* **What needs to be done**: Repeat the listing in full. Nothing may be added or left out.

* **The records**:
· · · · · · ·

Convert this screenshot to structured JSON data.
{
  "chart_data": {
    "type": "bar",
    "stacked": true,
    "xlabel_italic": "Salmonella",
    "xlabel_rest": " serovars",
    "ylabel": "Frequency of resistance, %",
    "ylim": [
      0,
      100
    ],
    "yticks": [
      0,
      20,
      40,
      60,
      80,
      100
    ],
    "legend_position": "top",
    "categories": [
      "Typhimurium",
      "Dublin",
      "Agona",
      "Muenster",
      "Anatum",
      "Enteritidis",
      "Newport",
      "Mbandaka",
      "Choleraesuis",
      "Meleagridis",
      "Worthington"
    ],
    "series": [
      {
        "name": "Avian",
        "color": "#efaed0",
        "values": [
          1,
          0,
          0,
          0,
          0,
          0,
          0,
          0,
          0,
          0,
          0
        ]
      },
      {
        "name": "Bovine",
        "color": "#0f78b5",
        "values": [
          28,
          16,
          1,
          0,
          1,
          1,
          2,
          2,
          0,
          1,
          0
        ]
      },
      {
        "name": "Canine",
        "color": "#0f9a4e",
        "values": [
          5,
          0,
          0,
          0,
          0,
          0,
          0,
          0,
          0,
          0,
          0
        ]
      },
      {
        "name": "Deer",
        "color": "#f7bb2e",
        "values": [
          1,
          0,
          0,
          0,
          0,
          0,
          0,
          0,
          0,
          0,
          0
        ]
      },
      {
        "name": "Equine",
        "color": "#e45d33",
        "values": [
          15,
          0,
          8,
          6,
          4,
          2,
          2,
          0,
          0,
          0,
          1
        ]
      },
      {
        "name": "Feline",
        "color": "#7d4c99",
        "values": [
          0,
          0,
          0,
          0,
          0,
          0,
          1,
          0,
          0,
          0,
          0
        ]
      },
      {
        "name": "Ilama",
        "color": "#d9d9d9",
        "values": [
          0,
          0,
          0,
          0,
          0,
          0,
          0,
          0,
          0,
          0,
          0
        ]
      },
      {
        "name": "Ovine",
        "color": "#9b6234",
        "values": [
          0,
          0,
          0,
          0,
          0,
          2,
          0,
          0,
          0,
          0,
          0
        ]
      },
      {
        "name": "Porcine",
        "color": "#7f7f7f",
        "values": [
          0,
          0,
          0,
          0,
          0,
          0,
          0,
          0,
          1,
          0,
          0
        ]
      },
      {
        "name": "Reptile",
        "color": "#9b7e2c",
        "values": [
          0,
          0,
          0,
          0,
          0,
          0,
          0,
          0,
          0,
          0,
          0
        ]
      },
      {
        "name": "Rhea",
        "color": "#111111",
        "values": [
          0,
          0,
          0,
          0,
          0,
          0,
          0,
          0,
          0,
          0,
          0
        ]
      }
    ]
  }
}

· · · · · · ·

* **Full solution**:
Convert this screenshot to structured JSON data.
{
  "chart_data": {
    "type": "bar",
    "stacked": true,
    "xlabel_italic": "Salmonella",
    "xlabel_rest": " serovars",
    "ylabel": "Frequency of resistance, %",
    "ylim": [
      0,
      100
    ],
    "yticks": [
      0,
      20,
      40,
      60,
      80,
      100
    ],
    "legend_position": "top",
    "categories": [
      "Typhimurium",
      "Dublin",
      "Agona",
      "Muenster",
      "Anatum",
      "Enteritidis",
      "Newport",
      "Mbandaka",
      "Choleraesuis",
      "Meleagridis",
      "Worthington"
    ],
    "series": [
      {
        "name": "Avian",
        "color": "#efaed0",
        "values": [
          1,
          0,
          0,
          0,
          0,
          0,
          0,
          0,
          0,
          0,
          0
        ]
      },
      {
        "name": "Bovine",
        "color": "#0f78b5",
        "values": [
          28,
          16,
          1,
          0,
          1,
          1,
          2,
          2,
          0,
          1,
          0
        ]
      },
      {
        "name": "Canine",
        "color": "#0f9a4e",
        "values": [
          5,
          0,
          0,
          0,
          0,
          0,
          0,
          0,
          0,
          0,
          0
        ]
      },
      {
        "name": "Deer",
        "color": "#f7bb2e",
        "values": [
          1,
          0,
          0,
          0,
          0,
          0,
          0,
          0,
          0,
          0,
          0
        ]
      },
      {
        "name": "Equine",
        "color": "#e45d33",
        "values": [
          15,
          0,
          8,
          6,
          4,
          2,
          2,
          0,
          0,
          0,
          1
        ]
      },
      {
        "name": "Feline",
        "color": "#7d4c99",
        "values": [
          0,
          0,
          0,
          0,
          0,
          0,
          1,
          0,
          0,
          0,
          0
        ]
      },
      {
        "name": "Ilama",
        "color": "#d9d9d9",
        "values": [
          0,
          0,
          0,
          0,
          0,
          0,
          0,
          0,
          0,
          0,
          0
        ]
      },
      {
        "name": "Ovine",
        "color": "#9b6234",
        "values": [
          0,
          0,
          0,
          0,
          0,
          2,
          0,
          0,
          0,
          0,
          0
        ]
      },
      {
        "name": "Porcine",
        "color": "#7f7f7f",
        "values": [
          0,
          0,
          0,
          0,
          0,
          0,
          0,
          0,
          1,
          0,
          0
        ]
      },
      {
        "name": "Reptile",
        "color": "#9b7e2c",
        "values": [
          0,
          0,
          0,
          0,
          0,
          0,
          0,
          0,
          0,
          0,
          0
        ]
      },
      {
        "name": "Rhea",
        "color": "#111111",
        "values": [
          0,
          0,
          0,
          0,
          0,
          0,
          0,
          0,
          0,
          0,
          0
        ]
      }
    ]
  }
}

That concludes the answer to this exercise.